# Exercise aim:
Provide the data again in its entirety, exactly as given.

*** Data section ***

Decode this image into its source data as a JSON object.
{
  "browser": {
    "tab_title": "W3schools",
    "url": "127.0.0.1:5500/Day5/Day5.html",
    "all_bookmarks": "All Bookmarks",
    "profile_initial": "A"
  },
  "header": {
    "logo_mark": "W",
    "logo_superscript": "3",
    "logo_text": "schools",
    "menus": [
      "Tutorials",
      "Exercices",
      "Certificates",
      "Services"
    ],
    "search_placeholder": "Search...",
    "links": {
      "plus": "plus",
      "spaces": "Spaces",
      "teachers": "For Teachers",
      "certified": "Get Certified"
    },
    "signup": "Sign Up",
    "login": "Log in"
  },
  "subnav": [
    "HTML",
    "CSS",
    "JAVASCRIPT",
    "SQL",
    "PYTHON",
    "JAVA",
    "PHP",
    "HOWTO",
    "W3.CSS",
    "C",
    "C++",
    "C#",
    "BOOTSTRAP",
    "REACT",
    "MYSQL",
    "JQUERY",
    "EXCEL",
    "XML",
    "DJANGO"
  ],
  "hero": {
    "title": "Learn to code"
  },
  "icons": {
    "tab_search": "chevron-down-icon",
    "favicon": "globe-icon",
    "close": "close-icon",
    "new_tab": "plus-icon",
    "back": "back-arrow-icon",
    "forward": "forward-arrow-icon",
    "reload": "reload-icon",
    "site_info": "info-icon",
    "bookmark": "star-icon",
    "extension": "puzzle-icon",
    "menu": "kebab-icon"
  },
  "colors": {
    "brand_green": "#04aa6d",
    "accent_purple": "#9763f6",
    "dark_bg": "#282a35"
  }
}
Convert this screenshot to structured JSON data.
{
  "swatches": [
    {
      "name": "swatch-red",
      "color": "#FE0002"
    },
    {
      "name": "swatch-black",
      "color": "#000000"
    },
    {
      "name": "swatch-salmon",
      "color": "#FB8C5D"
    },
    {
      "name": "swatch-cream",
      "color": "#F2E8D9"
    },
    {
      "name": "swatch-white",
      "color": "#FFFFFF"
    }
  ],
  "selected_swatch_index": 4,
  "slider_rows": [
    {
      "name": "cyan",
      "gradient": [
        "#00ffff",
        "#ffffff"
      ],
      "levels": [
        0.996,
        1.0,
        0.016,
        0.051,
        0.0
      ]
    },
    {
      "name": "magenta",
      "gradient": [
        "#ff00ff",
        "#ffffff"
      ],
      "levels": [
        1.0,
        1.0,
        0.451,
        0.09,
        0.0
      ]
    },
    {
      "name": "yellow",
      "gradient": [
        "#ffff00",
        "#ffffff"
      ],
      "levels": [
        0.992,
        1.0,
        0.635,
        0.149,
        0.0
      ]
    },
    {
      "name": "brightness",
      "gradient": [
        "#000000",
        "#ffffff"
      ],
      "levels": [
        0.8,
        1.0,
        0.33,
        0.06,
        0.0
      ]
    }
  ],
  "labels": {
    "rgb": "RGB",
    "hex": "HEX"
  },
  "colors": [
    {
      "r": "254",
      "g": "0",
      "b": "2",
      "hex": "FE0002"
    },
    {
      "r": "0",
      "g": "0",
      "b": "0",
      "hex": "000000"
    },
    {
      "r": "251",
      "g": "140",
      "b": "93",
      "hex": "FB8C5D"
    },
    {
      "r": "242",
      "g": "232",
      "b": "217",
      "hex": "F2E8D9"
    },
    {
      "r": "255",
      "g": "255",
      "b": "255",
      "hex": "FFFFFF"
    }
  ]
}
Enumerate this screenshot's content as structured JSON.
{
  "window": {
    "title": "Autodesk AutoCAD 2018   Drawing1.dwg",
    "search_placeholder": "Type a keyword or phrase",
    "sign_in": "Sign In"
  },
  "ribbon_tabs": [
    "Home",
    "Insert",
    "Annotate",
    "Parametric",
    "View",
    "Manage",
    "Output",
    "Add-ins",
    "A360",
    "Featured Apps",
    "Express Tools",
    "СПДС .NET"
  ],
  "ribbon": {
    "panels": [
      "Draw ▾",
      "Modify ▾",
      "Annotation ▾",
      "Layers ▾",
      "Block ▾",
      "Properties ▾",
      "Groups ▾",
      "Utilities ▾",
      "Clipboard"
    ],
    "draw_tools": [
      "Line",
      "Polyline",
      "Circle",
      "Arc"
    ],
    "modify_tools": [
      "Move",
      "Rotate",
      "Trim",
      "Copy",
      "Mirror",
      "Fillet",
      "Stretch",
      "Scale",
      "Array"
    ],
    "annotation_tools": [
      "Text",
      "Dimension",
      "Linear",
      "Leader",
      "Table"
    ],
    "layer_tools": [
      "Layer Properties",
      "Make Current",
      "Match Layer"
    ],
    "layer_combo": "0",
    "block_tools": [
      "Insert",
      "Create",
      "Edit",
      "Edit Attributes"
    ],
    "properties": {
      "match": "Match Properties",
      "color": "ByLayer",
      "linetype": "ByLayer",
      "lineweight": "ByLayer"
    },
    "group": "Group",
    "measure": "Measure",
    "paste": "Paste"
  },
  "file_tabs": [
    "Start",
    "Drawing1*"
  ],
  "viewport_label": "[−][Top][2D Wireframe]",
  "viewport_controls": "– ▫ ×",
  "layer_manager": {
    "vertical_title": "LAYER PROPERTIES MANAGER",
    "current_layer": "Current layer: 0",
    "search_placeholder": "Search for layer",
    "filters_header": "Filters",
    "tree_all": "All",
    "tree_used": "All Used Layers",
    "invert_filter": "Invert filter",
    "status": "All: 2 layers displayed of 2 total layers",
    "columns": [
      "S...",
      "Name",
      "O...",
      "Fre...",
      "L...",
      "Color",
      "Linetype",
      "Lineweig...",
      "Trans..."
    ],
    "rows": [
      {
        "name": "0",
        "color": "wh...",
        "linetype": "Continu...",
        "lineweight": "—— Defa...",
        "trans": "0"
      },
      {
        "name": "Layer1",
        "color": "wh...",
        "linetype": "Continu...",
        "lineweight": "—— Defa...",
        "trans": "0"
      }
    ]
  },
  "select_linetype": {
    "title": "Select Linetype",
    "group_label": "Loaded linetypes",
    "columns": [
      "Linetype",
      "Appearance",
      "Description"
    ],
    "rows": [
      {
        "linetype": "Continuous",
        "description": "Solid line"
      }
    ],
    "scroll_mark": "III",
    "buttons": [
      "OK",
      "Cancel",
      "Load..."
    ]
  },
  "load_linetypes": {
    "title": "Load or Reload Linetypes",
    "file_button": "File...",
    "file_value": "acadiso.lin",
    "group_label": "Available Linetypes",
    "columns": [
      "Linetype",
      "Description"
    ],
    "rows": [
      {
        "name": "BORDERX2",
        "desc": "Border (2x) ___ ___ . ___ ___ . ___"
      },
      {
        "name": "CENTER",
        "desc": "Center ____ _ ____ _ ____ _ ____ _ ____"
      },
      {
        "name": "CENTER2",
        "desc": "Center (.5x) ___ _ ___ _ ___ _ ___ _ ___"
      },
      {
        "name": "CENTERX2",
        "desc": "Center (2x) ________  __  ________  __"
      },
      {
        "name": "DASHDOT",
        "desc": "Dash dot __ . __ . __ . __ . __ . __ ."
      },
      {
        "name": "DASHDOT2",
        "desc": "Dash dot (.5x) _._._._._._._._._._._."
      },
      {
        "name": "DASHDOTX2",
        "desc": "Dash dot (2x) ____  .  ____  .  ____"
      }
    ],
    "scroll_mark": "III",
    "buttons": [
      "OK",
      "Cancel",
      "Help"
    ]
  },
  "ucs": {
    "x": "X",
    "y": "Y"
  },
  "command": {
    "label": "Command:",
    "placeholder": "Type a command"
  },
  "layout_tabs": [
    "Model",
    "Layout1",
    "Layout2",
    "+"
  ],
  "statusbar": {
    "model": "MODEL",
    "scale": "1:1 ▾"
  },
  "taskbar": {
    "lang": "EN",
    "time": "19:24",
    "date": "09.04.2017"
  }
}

***

# Answer:
Decode this image into its source data as a JSON object.
{
  "browser": {
    "tab_title": "W3schools",
    "url": "127.0.0.1:5500/Day5/Day5.html",
    "all_bookmarks": "All Bookmarks",
    "profile_initial": "A"
  },
  "header": {
    "logo_mark": "W",
    "logo_superscript": "3",
    "logo_text": "schools",
    "menus": [
      "Tutorials",
      "Exercices",
      "Certificates",
      "Services"
    ],
    "search_placeholder": "Search...",
    "links": {
      "plus": "plus",
      "spaces": "Spaces",
      "teachers": "For Teachers",
      "certified": "Get Certified"
    },
    "signup": "Sign Up",
    "login": "Log in"
  },
  "subnav": [
    "HTML",
    "CSS",
    "JAVASCRIPT",
    "SQL",
    "PYTHON",
    "JAVA",
    "PHP",
    "HOWTO",
    "W3.CSS",
    "C",
    "C++",
    "C#",
    "BOOTSTRAP",
    "REACT",
    "MYSQL",
    "JQUERY",
    "EXCEL",
    "XML",
    "DJANGO"
  ],
  "hero": {
    "title": "Learn to code"
  },
  "icons": {
    "tab_search": "chevron-down-icon",
    "favicon": "globe-icon",
    "close": "close-icon",
    "new_tab": "plus-icon",
    "back": "back-arrow-icon",
    "forward": "forward-arrow-icon",
    "reload": "reload-icon",
    "site_info": "info-icon",
    "bookmark": "star-icon",
    "extension": "puzzle-icon",
    "menu": "kebab-icon"
  },
  "colors": {
    "brand_green": "#04aa6d",
    "accent_purple": "#9763f6",
    "dark_bg": "#282a35"
  }
}
Convert this screenshot to structured JSON data.
{
  "swatches": [
    {
      "name": "swatch-red",
      "color": "#FE0002"
    },
    {
      "name": "swatch-black",
      "color": "#000000"
    },
    {
      "name": "swatch-salmon",
      "color": "#FB8C5D"
    },
    {
      "name": "swatch-cream",
      "color": "#F2E8D9"
    },
    {
      "name": "swatch-white",
      "color": "#FFFFFF"
    }
  ],
  "selected_swatch_index": 4,
  "slider_rows": [
    {
      "name": "cyan",
      "gradient": [
        "#00ffff",
        "#ffffff"
      ],
      "levels": [
        0.996,
        1.0,
        0.016,
        0.051,
        0.0
      ]
    },
    {
      "name": "magenta",
      "gradient": [
        "#ff00ff",
        "#ffffff"
      ],
      "levels": [
        1.0,
        1.0,
        0.451,
        0.09,
        0.0
      ]
    },
    {
      "name": "yellow",
      "gradient": [
        "#ffff00",
        "#ffffff"
      ],
      "levels": [
        0.992,
        1.0,
        0.635,
        0.149,
        0.0
      ]
    },
    {
      "name": "brightness",
      "gradient": [
        "#000000",
        "#ffffff"
      ],
      "levels": [
        0.8,
        1.0,
        0.33,
        0.06,
        0.0
      ]
    }
  ],
  "labels": {
    "rgb": "RGB",
    "hex": "HEX"
  },
  "colors": [
    {
      "r": "254",
      "g": "0",
      "b": "2",
      "hex": "FE0002"
    },
    {
      "r": "0",
      "g": "0",
      "b": "0",
      "hex": "000000"
    },
    {
      "r": "251",
      "g": "140",
      "b": "93",
      "hex": "FB8C5D"
    },
    {
      "r": "242",
      "g": "232",
      "b": "217",
      "hex": "F2E8D9"
    },
    {
      "r": "255",
      "g": "255",
      "b": "255",
      "hex": "FFFFFF"
    }
  ]
}
Enumerate this screenshot's content as structured JSON.
{
  "window": {
    "title": "Autodesk AutoCAD 2018   Drawing1.dwg",
    "search_placeholder": "Type a keyword or phrase",
    "sign_in": "Sign In"
  },
  "ribbon_tabs": [
    "Home",
    "Insert",
    "Annotate",
    "Parametric",
    "View",
    "Manage",
    "Output",
    "Add-ins",
    "A360",
    "Featured Apps",
    "Express Tools",
    "СПДС .NET"
  ],
  "ribbon": {
    "panels": [
      "Draw ▾",
      "Modify ▾",
      "Annotation ▾",
      "Layers ▾",
      "Block ▾",
      "Properties ▾",
      "Groups ▾",
      "Utilities ▾",
      "Clipboard"
    ],
    "draw_tools": [
      "Line",
      "Polyline",
      "Circle",
      "Arc"
    ],
    "modify_tools": [
      "Move",
      "Rotate",
      "Trim",
      "Copy",
      "Mirror",
      "Fillet",
      "Stretch",
      "Scale",
      "Array"
    ],
    "annotation_tools": [
      "Text",
      "Dimension",
      "Linear",
      "Leader",
      "Table"
    ],
    "layer_tools": [
      "Layer Properties",
      "Make Current",
      "Match Layer"
    ],
    "layer_combo": "0",
    "block_tools": [
      "Insert",
      "Create",
      "Edit",
      "Edit Attributes"
    ],
    "properties": {
      "match": "Match Properties",
      "color": "ByLayer",
      "linetype": "ByLayer",
      "lineweight": "ByLayer"
    },
    "group": "Group",
    "measure": "Measure",
    "paste": "Paste"
  },
  "file_tabs": [
    "Start",
    "Drawing1*"
  ],
  "viewport_label": "[−][Top][2D Wireframe]",
  "viewport_controls": "– ▫ ×",
  "layer_manager": {
    "vertical_title": "LAYER PROPERTIES MANAGER",
    "current_layer": "Current layer: 0",
    "search_placeholder": "Search for layer",
    "filters_header": "Filters",
    "tree_all": "All",
    "tree_used": "All Used Layers",
    "invert_filter": "Invert filter",
    "status": "All: 2 layers displayed of 2 total layers",
    "columns": [
      "S...",
      "Name",
      "O...",
      "Fre...",
      "L...",
      "Color",
      "Linetype",
      "Lineweig...",
      "Trans..."
    ],
    "rows": [
      {
        "name": "0",
        "color": "wh...",
        "linetype": "Continu...",
        "lineweight": "—— Defa...",
        "trans": "0"
      },
      {
        "name": "Layer1",
        "color": "wh...",
        "linetype": "Continu...",
        "lineweight": "—— Defa...",
        "trans": "0"
      }
    ]
  },
  "select_linetype": {
    "title": "Select Linetype",
    "group_label": "Loaded linetypes",
    "columns": [
      "Linetype",
      "Appearance",
      "Description"
    ],
    "rows": [
      {
        "linetype": "Continuous",
        "description": "Solid line"
      }
    ],
    "scroll_mark": "III",
    "buttons": [
      "OK",
      "Cancel",
      "Load..."
    ]
  },
  "load_linetypes": {
    "title": "Load or Reload Linetypes",
    "file_button": "File...",
    "file_value": "acadiso.lin",
    "group_label": "Available Linetypes",
    "columns": [
      "Linetype",
      "Description"
    ],
    "rows": [
      {
        "name": "BORDERX2",
        "desc": "Border (2x) ___ ___ . ___ ___ . ___"
      },
      {
        "name": "CENTER",
        "desc": "Center ____ _ ____ _ ____ _ ____ _ ____"
      },
      {
        "name": "CENTER2",
        "desc": "Center (.5x) ___ _ ___ _ ___ _ ___ _ ___"
      },
      {
        "name": "CENTERX2",
        "desc": "Center (2x) ________  __  ________  __"
      },
      {
        "name": "DASHDOT",
        "desc": "Dash dot __ . __ . __ . __ . __ . __ ."
      },
      {
        "name": "DASHDOT2",
        "desc": "Dash dot (.5x) _._._._._._._._._._._."
      },
      {
        "name": "DASHDOTX2",
        "desc": "Dash dot (2x) ____  .  ____  .  ____"
      }
    ],
    "scroll_mark": "III",
    "buttons": [
      "OK",
      "Cancel",
      "Help"
    ]
  },
  "ucs": {
    "x": "X",
    "y": "Y"
  },
  "command": {
    "label": "Command:",
    "placeholder": "Type a command"
  },
  "layout_tabs": [
    "Model",
    "Layout1",
    "Layout2",
    "+"
  ],
  "statusbar": {
    "model": "MODEL",
    "scale": "1:1 ▾"
  },
  "taskbar": {
    "lang": "EN",
    "time": "19:24",
    "date": "09.04.2017"
  }
}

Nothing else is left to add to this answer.